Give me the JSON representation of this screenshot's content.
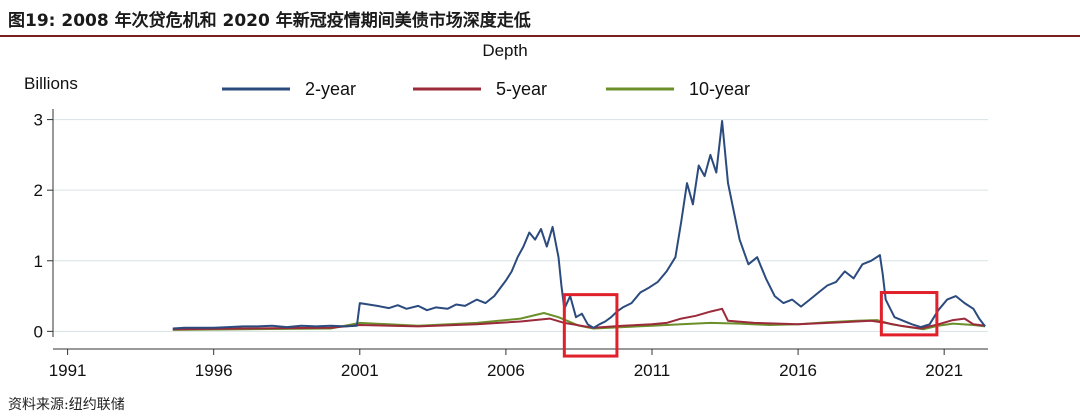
{
  "figure": {
    "title": "图19:   2008 年次贷危机和 2020 年新冠疫情期间美债市场深度走低",
    "source": "资料来源:纽约联储"
  },
  "chart_data": {
    "type": "line",
    "title": "Depth",
    "ylabel": "Billions",
    "xlabel": "",
    "xlim": [
      1990.5,
      2022.5
    ],
    "ylim": [
      -0.25,
      3.15
    ],
    "x_ticks": [
      1991,
      1996,
      2001,
      2006,
      2011,
      2016,
      2021
    ],
    "y_ticks": [
      0,
      1,
      2,
      3
    ],
    "grid": "horizontal",
    "legend_position": "top",
    "colors": {
      "2-year": "#2b4b7e",
      "5-year": "#9b2a3a",
      "10-year": "#6b8f2a",
      "highlight": "#e0202a"
    },
    "series": [
      {
        "name": "2-year",
        "points": [
          [
            1994.6,
            0.04
          ],
          [
            1995.0,
            0.05
          ],
          [
            1995.5,
            0.05
          ],
          [
            1996.0,
            0.05
          ],
          [
            1996.5,
            0.06
          ],
          [
            1997.0,
            0.07
          ],
          [
            1997.5,
            0.07
          ],
          [
            1998.0,
            0.08
          ],
          [
            1998.5,
            0.06
          ],
          [
            1999.0,
            0.08
          ],
          [
            1999.5,
            0.07
          ],
          [
            2000.0,
            0.08
          ],
          [
            2000.5,
            0.07
          ],
          [
            2000.9,
            0.08
          ],
          [
            2001.0,
            0.4
          ],
          [
            2001.3,
            0.38
          ],
          [
            2001.6,
            0.36
          ],
          [
            2002.0,
            0.33
          ],
          [
            2002.3,
            0.37
          ],
          [
            2002.6,
            0.32
          ],
          [
            2003.0,
            0.36
          ],
          [
            2003.3,
            0.3
          ],
          [
            2003.6,
            0.34
          ],
          [
            2004.0,
            0.32
          ],
          [
            2004.3,
            0.38
          ],
          [
            2004.6,
            0.36
          ],
          [
            2005.0,
            0.45
          ],
          [
            2005.3,
            0.4
          ],
          [
            2005.6,
            0.5
          ],
          [
            2006.0,
            0.72
          ],
          [
            2006.2,
            0.85
          ],
          [
            2006.4,
            1.05
          ],
          [
            2006.6,
            1.2
          ],
          [
            2006.8,
            1.4
          ],
          [
            2007.0,
            1.3
          ],
          [
            2007.2,
            1.45
          ],
          [
            2007.4,
            1.2
          ],
          [
            2007.6,
            1.48
          ],
          [
            2007.8,
            1.05
          ],
          [
            2007.9,
            0.65
          ],
          [
            2008.0,
            0.32
          ],
          [
            2008.2,
            0.5
          ],
          [
            2008.4,
            0.2
          ],
          [
            2008.6,
            0.25
          ],
          [
            2008.8,
            0.1
          ],
          [
            2009.0,
            0.05
          ],
          [
            2009.2,
            0.1
          ],
          [
            2009.4,
            0.14
          ],
          [
            2009.6,
            0.2
          ],
          [
            2009.8,
            0.28
          ],
          [
            2010.0,
            0.34
          ],
          [
            2010.3,
            0.4
          ],
          [
            2010.6,
            0.55
          ],
          [
            2010.9,
            0.62
          ],
          [
            2011.2,
            0.7
          ],
          [
            2011.5,
            0.85
          ],
          [
            2011.8,
            1.05
          ],
          [
            2012.0,
            1.55
          ],
          [
            2012.2,
            2.1
          ],
          [
            2012.4,
            1.8
          ],
          [
            2012.6,
            2.35
          ],
          [
            2012.8,
            2.2
          ],
          [
            2013.0,
            2.5
          ],
          [
            2013.2,
            2.25
          ],
          [
            2013.4,
            2.98
          ],
          [
            2013.6,
            2.1
          ],
          [
            2013.8,
            1.7
          ],
          [
            2014.0,
            1.3
          ],
          [
            2014.3,
            0.95
          ],
          [
            2014.6,
            1.05
          ],
          [
            2014.9,
            0.75
          ],
          [
            2015.2,
            0.5
          ],
          [
            2015.5,
            0.4
          ],
          [
            2015.8,
            0.45
          ],
          [
            2016.1,
            0.35
          ],
          [
            2016.4,
            0.45
          ],
          [
            2016.7,
            0.55
          ],
          [
            2017.0,
            0.65
          ],
          [
            2017.3,
            0.7
          ],
          [
            2017.6,
            0.85
          ],
          [
            2017.9,
            0.75
          ],
          [
            2018.2,
            0.95
          ],
          [
            2018.5,
            1.0
          ],
          [
            2018.8,
            1.08
          ],
          [
            2018.9,
            0.8
          ],
          [
            2019.0,
            0.45
          ],
          [
            2019.3,
            0.2
          ],
          [
            2019.6,
            0.15
          ],
          [
            2019.9,
            0.1
          ],
          [
            2020.2,
            0.06
          ],
          [
            2020.5,
            0.1
          ],
          [
            2020.8,
            0.3
          ],
          [
            2021.1,
            0.45
          ],
          [
            2021.4,
            0.5
          ],
          [
            2021.7,
            0.4
          ],
          [
            2022.0,
            0.32
          ],
          [
            2022.2,
            0.18
          ],
          [
            2022.4,
            0.07
          ]
        ]
      },
      {
        "name": "5-year",
        "points": [
          [
            1994.6,
            0.03
          ],
          [
            1997.0,
            0.04
          ],
          [
            2000.0,
            0.05
          ],
          [
            2001.0,
            0.09
          ],
          [
            2003.0,
            0.07
          ],
          [
            2005.0,
            0.1
          ],
          [
            2006.5,
            0.14
          ],
          [
            2007.5,
            0.18
          ],
          [
            2008.0,
            0.12
          ],
          [
            2009.0,
            0.05
          ],
          [
            2010.0,
            0.08
          ],
          [
            2011.0,
            0.1
          ],
          [
            2011.5,
            0.12
          ],
          [
            2012.0,
            0.18
          ],
          [
            2012.5,
            0.22
          ],
          [
            2013.0,
            0.28
          ],
          [
            2013.4,
            0.32
          ],
          [
            2013.6,
            0.15
          ],
          [
            2014.5,
            0.12
          ],
          [
            2016.0,
            0.1
          ],
          [
            2017.5,
            0.13
          ],
          [
            2018.5,
            0.15
          ],
          [
            2019.0,
            0.12
          ],
          [
            2019.5,
            0.08
          ],
          [
            2020.2,
            0.04
          ],
          [
            2020.8,
            0.1
          ],
          [
            2021.3,
            0.16
          ],
          [
            2021.7,
            0.18
          ],
          [
            2022.0,
            0.1
          ],
          [
            2022.4,
            0.08
          ]
        ]
      },
      {
        "name": "10-year",
        "points": [
          [
            1994.6,
            0.02
          ],
          [
            1997.0,
            0.03
          ],
          [
            2000.0,
            0.04
          ],
          [
            2001.0,
            0.12
          ],
          [
            2003.0,
            0.08
          ],
          [
            2005.0,
            0.12
          ],
          [
            2006.5,
            0.18
          ],
          [
            2007.3,
            0.26
          ],
          [
            2007.8,
            0.2
          ],
          [
            2008.5,
            0.08
          ],
          [
            2009.0,
            0.04
          ],
          [
            2010.0,
            0.06
          ],
          [
            2011.0,
            0.08
          ],
          [
            2012.0,
            0.1
          ],
          [
            2013.0,
            0.12
          ],
          [
            2014.0,
            0.11
          ],
          [
            2015.0,
            0.09
          ],
          [
            2016.0,
            0.1
          ],
          [
            2017.0,
            0.13
          ],
          [
            2018.0,
            0.15
          ],
          [
            2018.7,
            0.16
          ],
          [
            2019.2,
            0.1
          ],
          [
            2019.8,
            0.06
          ],
          [
            2020.3,
            0.03
          ],
          [
            2020.8,
            0.08
          ],
          [
            2021.3,
            0.11
          ],
          [
            2022.0,
            0.09
          ],
          [
            2022.4,
            0.07
          ]
        ]
      }
    ],
    "highlights": [
      {
        "x": [
          2008.0,
          2009.8
        ],
        "y": [
          -0.35,
          0.52
        ]
      },
      {
        "x": [
          2018.85,
          2020.75
        ],
        "y": [
          -0.05,
          0.55
        ]
      }
    ]
  }
}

▸ WRITTEN PROBLEM: Collect each line holding the string "title".

▸ RESPONSE TO THIS TASK:
    "title": "图19:   2008 年次贷危机和 2020 年新冠疫情期间美债市场深度走低",
    "title": "Depth",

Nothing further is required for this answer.